*To be done:* Print each line exactly as it is given.

*Dataset entries:*
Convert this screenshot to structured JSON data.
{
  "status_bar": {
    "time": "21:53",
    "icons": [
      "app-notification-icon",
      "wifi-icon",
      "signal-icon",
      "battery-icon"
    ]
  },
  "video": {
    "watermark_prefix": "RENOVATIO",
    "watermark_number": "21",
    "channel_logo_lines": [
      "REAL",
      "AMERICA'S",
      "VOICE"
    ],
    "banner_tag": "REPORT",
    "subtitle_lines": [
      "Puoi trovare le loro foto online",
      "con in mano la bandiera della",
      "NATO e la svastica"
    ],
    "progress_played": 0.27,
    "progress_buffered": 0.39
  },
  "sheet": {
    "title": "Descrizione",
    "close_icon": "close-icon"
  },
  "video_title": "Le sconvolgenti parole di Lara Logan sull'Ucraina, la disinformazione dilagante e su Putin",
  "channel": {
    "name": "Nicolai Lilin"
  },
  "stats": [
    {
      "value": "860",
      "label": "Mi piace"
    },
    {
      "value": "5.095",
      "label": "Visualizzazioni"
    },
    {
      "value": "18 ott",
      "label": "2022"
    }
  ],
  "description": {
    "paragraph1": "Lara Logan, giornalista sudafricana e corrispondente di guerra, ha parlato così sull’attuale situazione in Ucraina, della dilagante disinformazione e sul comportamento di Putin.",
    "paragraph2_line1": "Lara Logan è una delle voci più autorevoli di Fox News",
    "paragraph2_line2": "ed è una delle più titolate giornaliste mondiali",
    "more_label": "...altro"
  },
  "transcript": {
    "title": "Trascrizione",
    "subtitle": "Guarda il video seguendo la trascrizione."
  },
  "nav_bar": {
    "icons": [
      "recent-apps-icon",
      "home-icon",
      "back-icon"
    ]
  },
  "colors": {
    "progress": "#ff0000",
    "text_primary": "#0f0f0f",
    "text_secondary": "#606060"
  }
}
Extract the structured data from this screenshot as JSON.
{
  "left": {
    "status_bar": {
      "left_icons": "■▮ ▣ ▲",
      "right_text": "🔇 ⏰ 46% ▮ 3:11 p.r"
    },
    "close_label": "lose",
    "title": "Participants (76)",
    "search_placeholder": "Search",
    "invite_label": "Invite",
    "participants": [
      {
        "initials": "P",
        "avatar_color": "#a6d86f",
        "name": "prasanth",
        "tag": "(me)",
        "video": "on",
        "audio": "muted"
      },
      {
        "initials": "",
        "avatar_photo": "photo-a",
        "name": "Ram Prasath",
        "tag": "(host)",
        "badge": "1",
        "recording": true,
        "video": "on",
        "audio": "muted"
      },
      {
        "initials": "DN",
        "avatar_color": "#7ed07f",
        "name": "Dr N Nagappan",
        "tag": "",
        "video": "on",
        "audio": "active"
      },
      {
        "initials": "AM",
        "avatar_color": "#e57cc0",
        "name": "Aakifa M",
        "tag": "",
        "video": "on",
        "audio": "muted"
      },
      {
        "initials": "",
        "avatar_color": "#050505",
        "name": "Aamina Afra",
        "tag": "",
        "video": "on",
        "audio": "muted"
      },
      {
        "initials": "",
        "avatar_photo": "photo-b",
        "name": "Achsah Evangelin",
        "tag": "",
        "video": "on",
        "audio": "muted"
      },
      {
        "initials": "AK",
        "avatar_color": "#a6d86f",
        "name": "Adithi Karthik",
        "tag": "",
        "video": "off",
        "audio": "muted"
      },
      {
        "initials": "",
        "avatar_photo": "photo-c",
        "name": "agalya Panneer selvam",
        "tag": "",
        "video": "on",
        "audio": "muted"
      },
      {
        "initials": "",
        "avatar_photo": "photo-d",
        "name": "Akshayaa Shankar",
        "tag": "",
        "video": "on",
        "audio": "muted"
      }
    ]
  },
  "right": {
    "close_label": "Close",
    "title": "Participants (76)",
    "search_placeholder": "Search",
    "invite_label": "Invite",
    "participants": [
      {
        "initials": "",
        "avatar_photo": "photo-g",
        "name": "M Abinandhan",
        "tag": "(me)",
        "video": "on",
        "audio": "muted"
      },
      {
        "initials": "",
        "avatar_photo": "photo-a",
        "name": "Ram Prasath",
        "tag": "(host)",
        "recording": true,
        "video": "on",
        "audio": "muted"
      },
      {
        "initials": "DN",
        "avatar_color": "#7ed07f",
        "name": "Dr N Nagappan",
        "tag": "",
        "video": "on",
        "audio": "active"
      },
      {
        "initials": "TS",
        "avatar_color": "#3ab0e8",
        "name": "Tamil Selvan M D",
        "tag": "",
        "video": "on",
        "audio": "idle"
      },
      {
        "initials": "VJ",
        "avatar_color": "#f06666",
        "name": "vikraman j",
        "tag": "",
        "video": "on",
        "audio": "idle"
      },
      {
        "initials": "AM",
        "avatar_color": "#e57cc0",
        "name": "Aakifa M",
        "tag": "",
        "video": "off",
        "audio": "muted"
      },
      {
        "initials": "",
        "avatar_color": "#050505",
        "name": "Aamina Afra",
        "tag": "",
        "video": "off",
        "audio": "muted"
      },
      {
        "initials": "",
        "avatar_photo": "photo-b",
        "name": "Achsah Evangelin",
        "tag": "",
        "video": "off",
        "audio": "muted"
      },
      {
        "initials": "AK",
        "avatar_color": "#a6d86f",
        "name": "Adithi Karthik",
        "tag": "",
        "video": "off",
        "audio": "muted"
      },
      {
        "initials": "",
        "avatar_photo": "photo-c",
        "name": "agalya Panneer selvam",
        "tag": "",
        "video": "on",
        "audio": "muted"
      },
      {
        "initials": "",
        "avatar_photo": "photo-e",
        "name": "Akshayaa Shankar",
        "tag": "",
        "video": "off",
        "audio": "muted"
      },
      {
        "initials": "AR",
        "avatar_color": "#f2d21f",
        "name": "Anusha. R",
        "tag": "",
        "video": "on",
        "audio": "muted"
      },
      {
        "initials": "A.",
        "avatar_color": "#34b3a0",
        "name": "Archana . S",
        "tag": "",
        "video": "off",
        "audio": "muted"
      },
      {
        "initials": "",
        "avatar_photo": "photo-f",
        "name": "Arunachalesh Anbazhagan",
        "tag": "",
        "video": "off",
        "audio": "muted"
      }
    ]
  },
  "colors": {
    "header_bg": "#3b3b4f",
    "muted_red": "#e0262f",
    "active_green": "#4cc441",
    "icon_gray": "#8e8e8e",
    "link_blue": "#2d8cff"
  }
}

*Complete answer:*
Convert this screenshot to structured JSON data.
{
  "status_bar": {
    "time": "21:53",
    "icons": [
      "app-notification-icon",
      "wifi-icon",
      "signal-icon",
      "battery-icon"
    ]
  },
  "video": {
    "watermark_prefix": "RENOVATIO",
    "watermark_number": "21",
    "channel_logo_lines": [
      "REAL",
      "AMERICA'S",
      "VOICE"
    ],
    "banner_tag": "REPORT",
    "subtitle_lines": [
      "Puoi trovare le loro foto online",
      "con in mano la bandiera della",
      "NATO e la svastica"
    ],
    "progress_played": 0.27,
    "progress_buffered": 0.39
  },
  "sheet": {
    "title": "Descrizione",
    "close_icon": "close-icon"
  },
  "video_title": "Le sconvolgenti parole di Lara Logan sull'Ucraina, la disinformazione dilagante e su Putin",
  "channel": {
    "name": "Nicolai Lilin"
  },
  "stats": [
    {
      "value": "860",
      "label": "Mi piace"
    },
    {
      "value": "5.095",
      "label": "Visualizzazioni"
    },
    {
      "value": "18 ott",
      "label": "2022"
    }
  ],
  "description": {
    "paragraph1": "Lara Logan, giornalista sudafricana e corrispondente di guerra, ha parlato così sull’attuale situazione in Ucraina, della dilagante disinformazione e sul comportamento di Putin.",
    "paragraph2_line1": "Lara Logan è una delle voci più autorevoli di Fox News",
    "paragraph2_line2": "ed è una delle più titolate giornaliste mondiali",
    "more_label": "...altro"
  },
  "transcript": {
    "title": "Trascrizione",
    "subtitle": "Guarda il video seguendo la trascrizione."
  },
  "nav_bar": {
    "icons": [
      "recent-apps-icon",
      "home-icon",
      "back-icon"
    ]
  },
  "colors": {
    "progress": "#ff0000",
    "text_primary": "#0f0f0f",
    "text_secondary": "#606060"
  }
}
Extract the structured data from this screenshot as JSON.
{
  "left": {
    "status_bar": {
      "left_icons": "■▮ ▣ ▲",
      "right_text": "🔇 ⏰ 46% ▮ 3:11 p.r"
    },
    "close_label": "lose",
    "title": "Participants (76)",
    "search_placeholder": "Search",
    "invite_label": "Invite",
    "participants": [
      {
        "initials": "P",
        "avatar_color": "#a6d86f",
        "name": "prasanth",
        "tag": "(me)",
        "video": "on",
        "audio": "muted"
      },
      {
        "initials": "",
        "avatar_photo": "photo-a",
        "name": "Ram Prasath",
        "tag": "(host)",
        "badge": "1",
        "recording": true,
        "video": "on",
        "audio": "muted"
      },
      {
        "initials": "DN",
        "avatar_color": "#7ed07f",
        "name": "Dr N Nagappan",
        "tag": "",
        "video": "on",
        "audio": "active"
      },
      {
        "initials": "AM",
        "avatar_color": "#e57cc0",
        "name": "Aakifa M",
        "tag": "",
        "video": "on",
        "audio": "muted"
      },
      {
        "initials": "",
        "avatar_color": "#050505",
        "name": "Aamina Afra",
        "tag": "",
        "video": "on",
        "audio": "muted"
      },
      {
        "initials": "",
        "avatar_photo": "photo-b",
        "name": "Achsah Evangelin",
        "tag": "",
        "video": "on",
        "audio": "muted"
      },
      {
        "initials": "AK",
        "avatar_color": "#a6d86f",
        "name": "Adithi Karthik",
        "tag": "",
        "video": "off",
        "audio": "muted"
      },
      {
        "initials": "",
        "avatar_photo": "photo-c",
        "name": "agalya Panneer selvam",
        "tag": "",
        "video": "on",
        "audio": "muted"
      },
      {
        "initials": "",
        "avatar_photo": "photo-d",
        "name": "Akshayaa Shankar",
        "tag": "",
        "video": "on",
        "audio": "muted"
      }
    ]
  },
  "right": {
    "close_label": "Close",
    "title": "Participants (76)",
    "search_placeholder": "Search",
    "invite_label": "Invite",
    "participants": [
      {
        "initials": "",
        "avatar_photo": "photo-g",
        "name": "M Abinandhan",
        "tag": "(me)",
        "video": "on",
        "audio": "muted"
      },
      {
        "initials": "",
        "avatar_photo": "photo-a",
        "name": "Ram Prasath",
        "tag": "(host)",
        "recording": true,
        "video": "on",
        "audio": "muted"
      },
      {
        "initials": "DN",
        "avatar_color": "#7ed07f",
        "name": "Dr N Nagappan",
        "tag": "",
        "video": "on",
        "audio": "active"
      },
      {
        "initials": "TS",
        "avatar_color": "#3ab0e8",
        "name": "Tamil Selvan M D",
        "tag": "",
        "video": "on",
        "audio": "idle"
      },
      {
        "initials": "VJ",
        "avatar_color": "#f06666",
        "name": "vikraman j",
        "tag": "",
        "video": "on",
        "audio": "idle"
      },
      {
        "initials": "AM",
        "avatar_color": "#e57cc0",
        "name": "Aakifa M",
        "tag": "",
        "video": "off",
        "audio": "muted"
      },
      {
        "initials": "",
        "avatar_color": "#050505",
        "name": "Aamina Afra",
        "tag": "",
        "video": "off",
        "audio": "muted"
      },
      {
        "initials": "",
        "avatar_photo": "photo-b",
        "name": "Achsah Evangelin",
        "tag": "",
        "video": "off",
        "audio": "muted"
      },
      {
        "initials": "AK",
        "avatar_color": "#a6d86f",
        "name": "Adithi Karthik",
        "tag": "",
        "video": "off",
        "audio": "muted"
      },
      {
        "initials": "",
        "avatar_photo": "photo-c",
        "name": "agalya Panneer selvam",
        "tag": "",
        "video": "on",
        "audio": "muted"
      },
      {
        "initials": "",
        "avatar_photo": "photo-e",
        "name": "Akshayaa Shankar",
        "tag": "",
        "video": "off",
        "audio": "muted"
      },
      {
        "initials": "AR",
        "avatar_color": "#f2d21f",
        "name": "Anusha. R",
        "tag": "",
        "video": "on",
        "audio": "muted"
      },
      {
        "initials": "A.",
        "avatar_color": "#34b3a0",
        "name": "Archana . S",
        "tag": "",
        "video": "off",
        "audio": "muted"
      },
      {
        "initials": "",
        "avatar_photo": "photo-f",
        "name": "Arunachalesh Anbazhagan",
        "tag": "",
        "video": "off",
        "audio": "muted"
      }
    ]
  },
  "colors": {
    "header_bg": "#3b3b4f",
    "muted_red": "#e0262f",
    "active_green": "#4cc441",
    "icon_gray": "#8e8e8e",
    "link_blue": "#2d8cff"
  }
}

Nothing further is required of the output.